Short exercise:
Check every line below for the word "JSON" and copy each one that has it.

Start The records

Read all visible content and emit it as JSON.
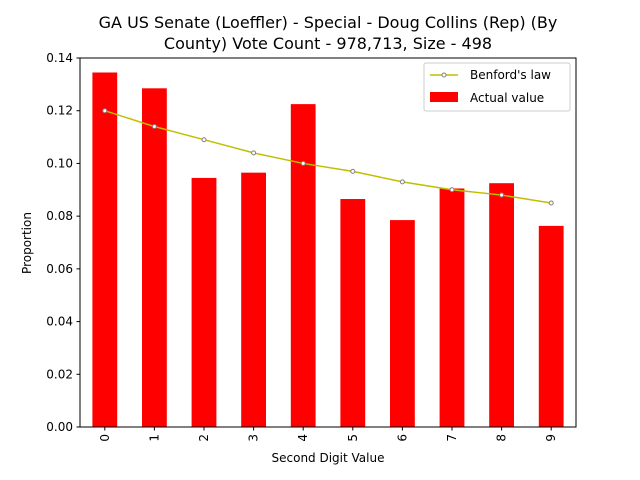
{
  "chart_data": {
    "type": "bar",
    "title_lines": [
      "GA US Senate (Loeffler) - Special - Doug Collins (Rep) (By",
      "County) Vote Count - 978,713, Size - 498"
    ],
    "xlabel": "Second Digit Value",
    "ylabel": "Proportion",
    "categories": [
      "0",
      "1",
      "2",
      "3",
      "4",
      "5",
      "6",
      "7",
      "8",
      "9"
    ],
    "ylim": [
      0,
      0.14
    ],
    "yticks": [
      "0.00",
      "0.02",
      "0.04",
      "0.06",
      "0.08",
      "0.10",
      "0.12",
      "0.14"
    ],
    "grid": false,
    "legend_position": "top-right",
    "series": [
      {
        "name": "Benford's law",
        "kind": "line",
        "color": "#bfbf00",
        "values": [
          0.12,
          0.114,
          0.109,
          0.104,
          0.1,
          0.097,
          0.093,
          0.09,
          0.088,
          0.085
        ]
      },
      {
        "name": "Actual value",
        "kind": "bar",
        "color": "#ff0000",
        "values": [
          0.1345,
          0.1285,
          0.0945,
          0.0965,
          0.1225,
          0.0865,
          0.0785,
          0.0905,
          0.0925,
          0.0763
        ]
      }
    ]
  }
}
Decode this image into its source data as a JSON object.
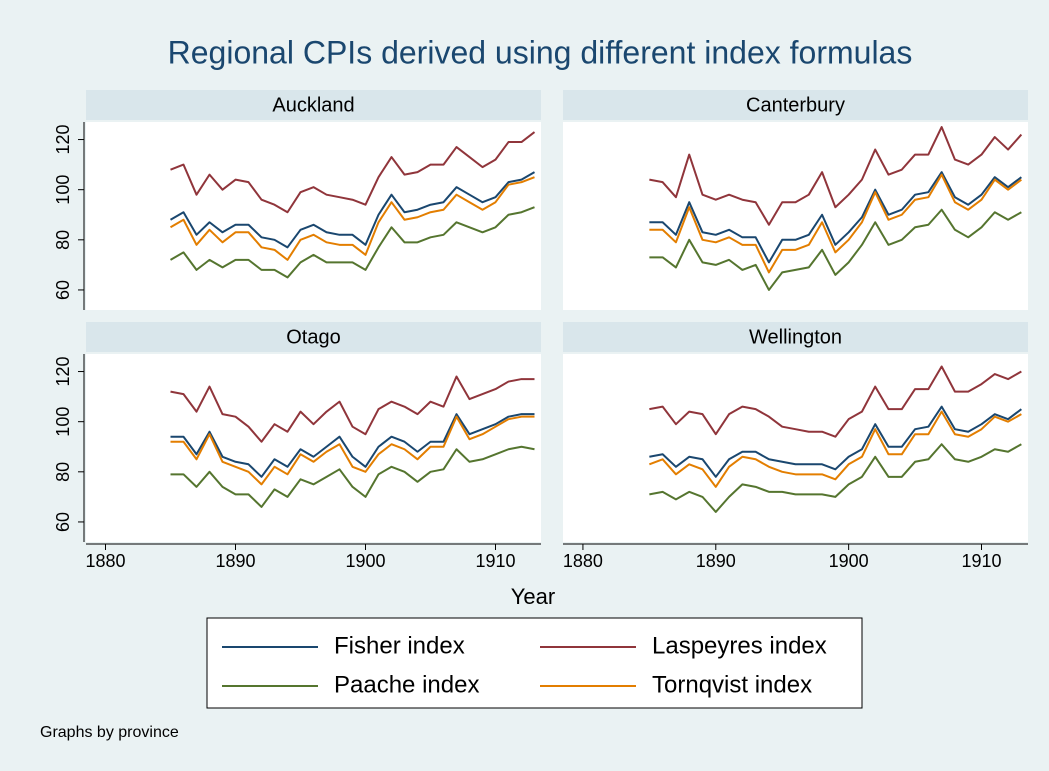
{
  "title": "Regional CPIs derived using different index formulas",
  "xlabel": "Year",
  "note": "Graphs by province",
  "legend": [
    {
      "name": "Fisher index",
      "color": "#1a476f"
    },
    {
      "name": "Laspeyres index",
      "color": "#90353b"
    },
    {
      "name": "Paache index",
      "color": "#55752f"
    },
    {
      "name": "Tornqvist index",
      "color": "#e37e00"
    }
  ],
  "chart_data": [
    {
      "type": "line",
      "title": "Auckland",
      "x": [
        1885,
        1886,
        1887,
        1888,
        1889,
        1890,
        1891,
        1892,
        1893,
        1894,
        1895,
        1896,
        1897,
        1898,
        1899,
        1900,
        1901,
        1902,
        1903,
        1904,
        1905,
        1906,
        1907,
        1908,
        1909,
        1910,
        1911,
        1912,
        1913
      ],
      "xlim": [
        1878.5,
        1913.5
      ],
      "xticks": [
        1880,
        1890,
        1900,
        1910
      ],
      "ylim": [
        52,
        127
      ],
      "yticks": [
        60,
        80,
        100,
        120
      ],
      "series": [
        {
          "values": [
            88,
            91,
            82,
            87,
            83,
            86,
            86,
            81,
            80,
            77,
            84,
            86,
            83,
            82,
            82,
            78,
            90,
            98,
            91,
            92,
            94,
            95,
            101,
            98,
            95,
            97,
            103,
            104,
            107
          ]
        },
        {
          "values": [
            108,
            110,
            98,
            106,
            100,
            104,
            103,
            96,
            94,
            91,
            99,
            101,
            98,
            97,
            96,
            94,
            105,
            113,
            106,
            107,
            110,
            110,
            117,
            113,
            109,
            112,
            119,
            119,
            123
          ]
        },
        {
          "values": [
            72,
            75,
            68,
            72,
            69,
            72,
            72,
            68,
            68,
            65,
            71,
            74,
            71,
            71,
            71,
            68,
            77,
            85,
            79,
            79,
            81,
            82,
            87,
            85,
            83,
            85,
            90,
            91,
            93
          ]
        },
        {
          "values": [
            85,
            88,
            78,
            84,
            79,
            83,
            83,
            77,
            76,
            72,
            80,
            82,
            79,
            78,
            78,
            74,
            87,
            95,
            88,
            89,
            91,
            92,
            98,
            95,
            92,
            95,
            102,
            103,
            105
          ]
        }
      ]
    },
    {
      "type": "line",
      "title": "Canterbury",
      "x": [
        1885,
        1886,
        1887,
        1888,
        1889,
        1890,
        1891,
        1892,
        1893,
        1894,
        1895,
        1896,
        1897,
        1898,
        1899,
        1900,
        1901,
        1902,
        1903,
        1904,
        1905,
        1906,
        1907,
        1908,
        1909,
        1910,
        1911,
        1912,
        1913
      ],
      "xlim": [
        1878.5,
        1913.5
      ],
      "xticks": [
        1880,
        1890,
        1900,
        1910
      ],
      "ylim": [
        52,
        127
      ],
      "yticks": [
        60,
        80,
        100,
        120
      ],
      "series": [
        {
          "values": [
            87,
            87,
            82,
            95,
            83,
            82,
            84,
            81,
            81,
            71,
            80,
            80,
            82,
            90,
            78,
            83,
            89,
            100,
            90,
            92,
            98,
            99,
            107,
            97,
            94,
            98,
            105,
            101,
            105
          ]
        },
        {
          "values": [
            104,
            103,
            97,
            114,
            98,
            96,
            98,
            96,
            95,
            86,
            95,
            95,
            98,
            107,
            93,
            98,
            104,
            116,
            106,
            108,
            114,
            114,
            125,
            112,
            110,
            114,
            121,
            116,
            122
          ]
        },
        {
          "values": [
            73,
            73,
            69,
            80,
            71,
            70,
            72,
            68,
            70,
            60,
            67,
            68,
            69,
            76,
            66,
            71,
            78,
            87,
            78,
            80,
            85,
            86,
            92,
            84,
            81,
            85,
            91,
            88,
            91
          ]
        },
        {
          "values": [
            84,
            84,
            79,
            93,
            80,
            79,
            81,
            78,
            78,
            67,
            76,
            76,
            78,
            87,
            75,
            80,
            87,
            99,
            88,
            90,
            96,
            97,
            106,
            95,
            92,
            96,
            104,
            100,
            104
          ]
        }
      ]
    },
    {
      "type": "line",
      "title": "Otago",
      "x": [
        1885,
        1886,
        1887,
        1888,
        1889,
        1890,
        1891,
        1892,
        1893,
        1894,
        1895,
        1896,
        1897,
        1898,
        1899,
        1900,
        1901,
        1902,
        1903,
        1904,
        1905,
        1906,
        1907,
        1908,
        1909,
        1910,
        1911,
        1912,
        1913
      ],
      "xlim": [
        1878.5,
        1913.5
      ],
      "xticks": [
        1880,
        1890,
        1900,
        1910
      ],
      "ylim": [
        52,
        127
      ],
      "yticks": [
        60,
        80,
        100,
        120
      ],
      "series": [
        {
          "values": [
            94,
            94,
            87,
            96,
            86,
            84,
            83,
            78,
            85,
            82,
            89,
            86,
            90,
            94,
            86,
            82,
            90,
            94,
            92,
            88,
            92,
            92,
            103,
            95,
            97,
            99,
            102,
            103,
            103
          ]
        },
        {
          "values": [
            112,
            111,
            104,
            114,
            103,
            102,
            98,
            92,
            99,
            96,
            104,
            99,
            104,
            108,
            98,
            95,
            105,
            108,
            106,
            103,
            108,
            106,
            118,
            109,
            111,
            113,
            116,
            117,
            117
          ]
        },
        {
          "values": [
            79,
            79,
            74,
            80,
            74,
            71,
            71,
            66,
            73,
            70,
            77,
            75,
            78,
            81,
            74,
            70,
            79,
            82,
            80,
            76,
            80,
            81,
            89,
            84,
            85,
            87,
            89,
            90,
            89
          ]
        },
        {
          "values": [
            92,
            92,
            85,
            95,
            84,
            82,
            80,
            75,
            82,
            79,
            87,
            84,
            88,
            91,
            82,
            80,
            87,
            91,
            89,
            85,
            90,
            90,
            102,
            93,
            95,
            98,
            101,
            102,
            102
          ]
        }
      ]
    },
    {
      "type": "line",
      "title": "Wellington",
      "x": [
        1885,
        1886,
        1887,
        1888,
        1889,
        1890,
        1891,
        1892,
        1893,
        1894,
        1895,
        1896,
        1897,
        1898,
        1899,
        1900,
        1901,
        1902,
        1903,
        1904,
        1905,
        1906,
        1907,
        1908,
        1909,
        1910,
        1911,
        1912,
        1913
      ],
      "xlim": [
        1878.5,
        1913.5
      ],
      "xticks": [
        1880,
        1890,
        1900,
        1910
      ],
      "ylim": [
        52,
        127
      ],
      "yticks": [
        60,
        80,
        100,
        120
      ],
      "series": [
        {
          "values": [
            86,
            87,
            82,
            86,
            85,
            78,
            85,
            88,
            88,
            85,
            84,
            83,
            83,
            83,
            81,
            86,
            89,
            99,
            90,
            90,
            97,
            98,
            106,
            97,
            96,
            99,
            103,
            101,
            105
          ]
        },
        {
          "values": [
            105,
            106,
            99,
            104,
            103,
            95,
            103,
            106,
            105,
            102,
            98,
            97,
            96,
            96,
            94,
            101,
            104,
            114,
            105,
            105,
            113,
            113,
            122,
            112,
            112,
            115,
            119,
            117,
            120
          ]
        },
        {
          "values": [
            71,
            72,
            69,
            72,
            70,
            64,
            70,
            75,
            74,
            72,
            72,
            71,
            71,
            71,
            70,
            75,
            78,
            86,
            78,
            78,
            84,
            85,
            91,
            85,
            84,
            86,
            89,
            88,
            91
          ]
        },
        {
          "values": [
            83,
            85,
            79,
            83,
            81,
            74,
            82,
            86,
            85,
            82,
            80,
            79,
            79,
            79,
            77,
            83,
            86,
            97,
            87,
            87,
            95,
            95,
            104,
            95,
            94,
            97,
            102,
            100,
            103
          ]
        }
      ]
    }
  ]
}
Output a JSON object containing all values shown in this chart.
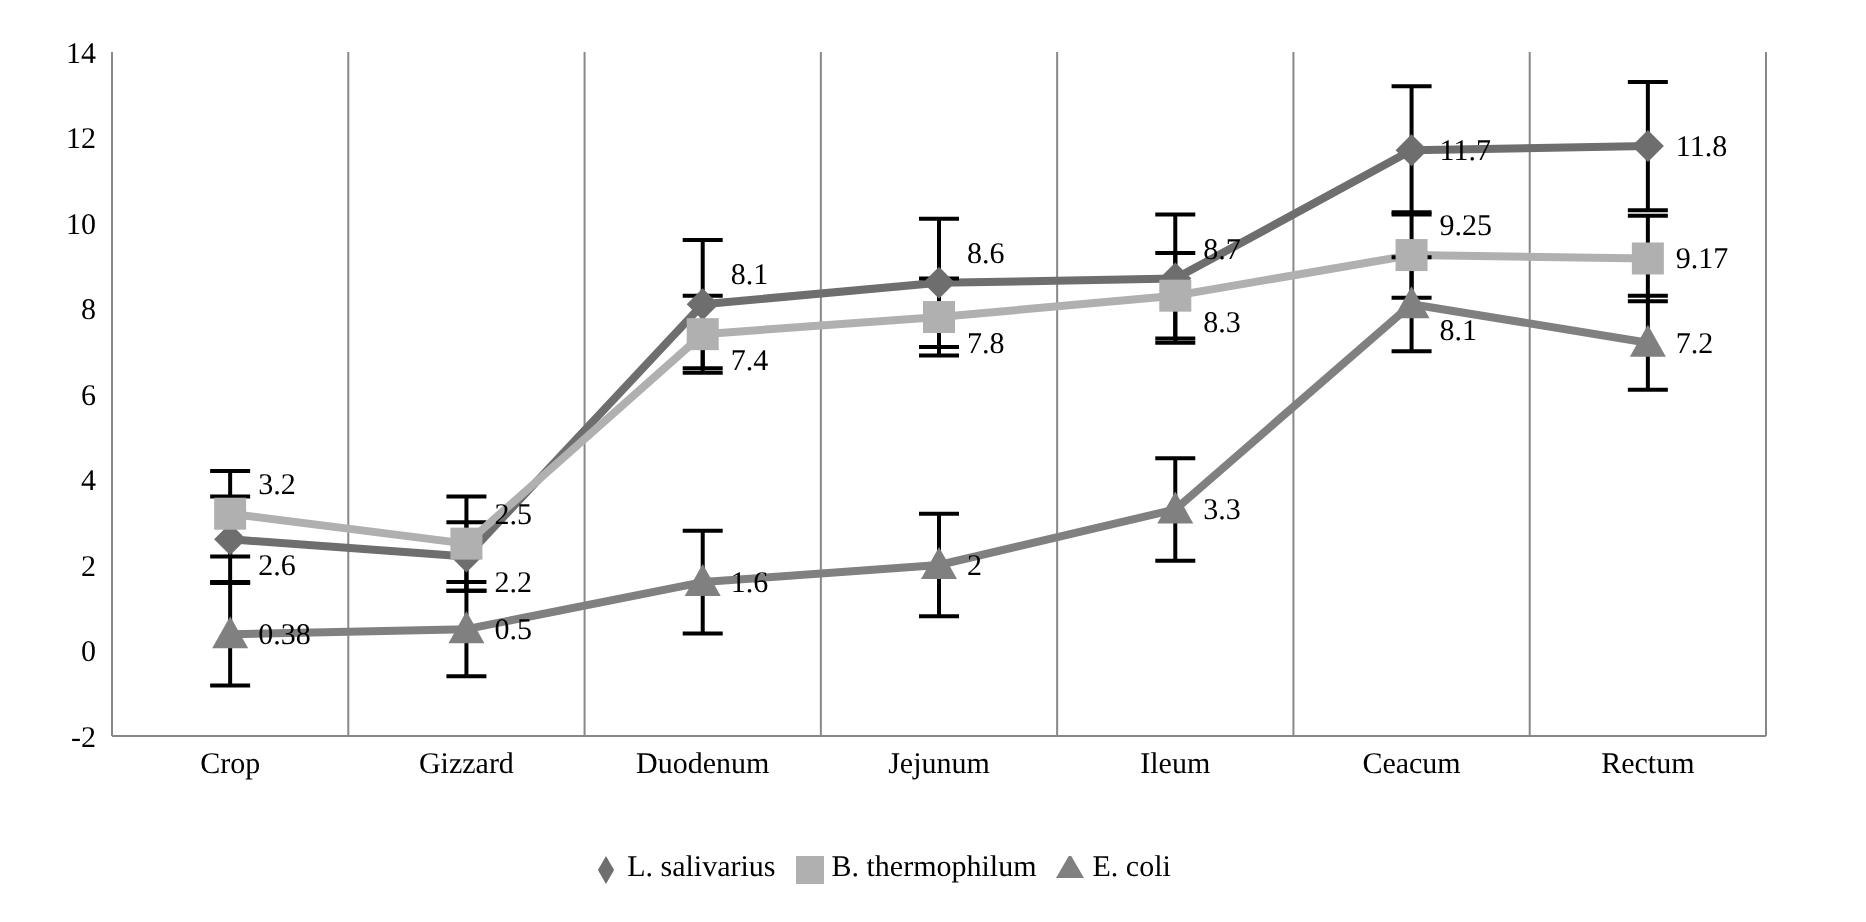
{
  "chart_data": {
    "type": "line",
    "categories": [
      "Crop",
      "Gizzard",
      "Duodenum",
      "Jejunum",
      "Ileum",
      "Ceacum",
      "Rectum"
    ],
    "series": [
      {
        "name": "L. salivarius",
        "color": "#6e6e6e",
        "marker": "diamond",
        "values": [
          2.6,
          2.2,
          8.1,
          8.6,
          8.7,
          11.7,
          11.8
        ],
        "errors": [
          1.0,
          0.8,
          1.5,
          1.5,
          1.5,
          1.5,
          1.5
        ]
      },
      {
        "name": "B. thermophilum",
        "color": "#b0b0b0",
        "marker": "square",
        "values": [
          3.2,
          2.5,
          7.4,
          7.8,
          8.3,
          9.25,
          9.17
        ],
        "errors": [
          1.0,
          1.1,
          0.9,
          0.9,
          1.0,
          1.0,
          1.0
        ]
      },
      {
        "name": "E. coli",
        "color": "#808080",
        "marker": "triangle",
        "values": [
          0.38,
          0.5,
          1.6,
          2,
          3.3,
          8.1,
          7.2
        ],
        "errors": [
          1.2,
          1.1,
          1.2,
          1.2,
          1.2,
          1.1,
          1.1
        ]
      }
    ],
    "ylim": [
      -2,
      14
    ],
    "yticks": [
      -2,
      0,
      2,
      4,
      6,
      8,
      10,
      12,
      14
    ],
    "grid": "x",
    "legend": "bottom",
    "data_labels": true
  }
}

End The records

Task result:
Read all visible content and emit it as JSON.
Decode this image into its source data as a JSON object.
Output a JSON object containing all values shown in this chart.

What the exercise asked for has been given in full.